Records to use →
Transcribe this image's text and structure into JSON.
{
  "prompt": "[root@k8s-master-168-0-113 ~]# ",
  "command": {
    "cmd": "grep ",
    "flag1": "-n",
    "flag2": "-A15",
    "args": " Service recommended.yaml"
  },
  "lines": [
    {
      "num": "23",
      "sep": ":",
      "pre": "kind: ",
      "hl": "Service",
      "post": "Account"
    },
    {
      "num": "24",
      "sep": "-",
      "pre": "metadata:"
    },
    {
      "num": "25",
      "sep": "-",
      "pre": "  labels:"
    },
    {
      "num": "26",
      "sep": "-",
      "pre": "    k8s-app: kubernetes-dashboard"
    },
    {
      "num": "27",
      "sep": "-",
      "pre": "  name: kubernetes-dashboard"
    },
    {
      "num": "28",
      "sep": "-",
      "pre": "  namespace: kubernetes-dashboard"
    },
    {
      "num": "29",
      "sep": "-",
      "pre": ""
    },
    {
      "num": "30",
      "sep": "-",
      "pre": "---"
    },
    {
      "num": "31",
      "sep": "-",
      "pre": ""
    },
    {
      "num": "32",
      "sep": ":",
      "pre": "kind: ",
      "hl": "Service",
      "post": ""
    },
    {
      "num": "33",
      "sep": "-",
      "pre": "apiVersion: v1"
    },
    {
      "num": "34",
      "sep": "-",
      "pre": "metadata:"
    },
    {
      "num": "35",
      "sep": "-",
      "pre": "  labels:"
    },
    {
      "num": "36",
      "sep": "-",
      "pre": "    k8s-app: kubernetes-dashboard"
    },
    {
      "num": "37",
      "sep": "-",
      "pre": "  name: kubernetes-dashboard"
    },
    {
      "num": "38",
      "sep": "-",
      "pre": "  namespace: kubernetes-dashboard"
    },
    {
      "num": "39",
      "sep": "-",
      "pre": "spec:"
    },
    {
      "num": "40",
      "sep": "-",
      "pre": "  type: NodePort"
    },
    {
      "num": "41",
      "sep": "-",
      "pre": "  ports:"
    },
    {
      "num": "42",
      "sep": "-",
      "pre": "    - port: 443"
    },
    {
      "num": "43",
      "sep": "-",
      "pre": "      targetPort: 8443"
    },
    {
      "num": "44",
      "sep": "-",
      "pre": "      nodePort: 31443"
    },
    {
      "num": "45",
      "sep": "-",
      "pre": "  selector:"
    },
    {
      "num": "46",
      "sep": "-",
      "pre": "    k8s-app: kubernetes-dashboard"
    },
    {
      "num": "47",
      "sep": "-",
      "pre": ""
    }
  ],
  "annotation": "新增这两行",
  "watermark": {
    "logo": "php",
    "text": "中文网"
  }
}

Short exercise →
Look over the listing above. Pick out and copy every line that includes "text".

Task result →
Transcribe this image's text and structure into JSON.
    "text": "中文网"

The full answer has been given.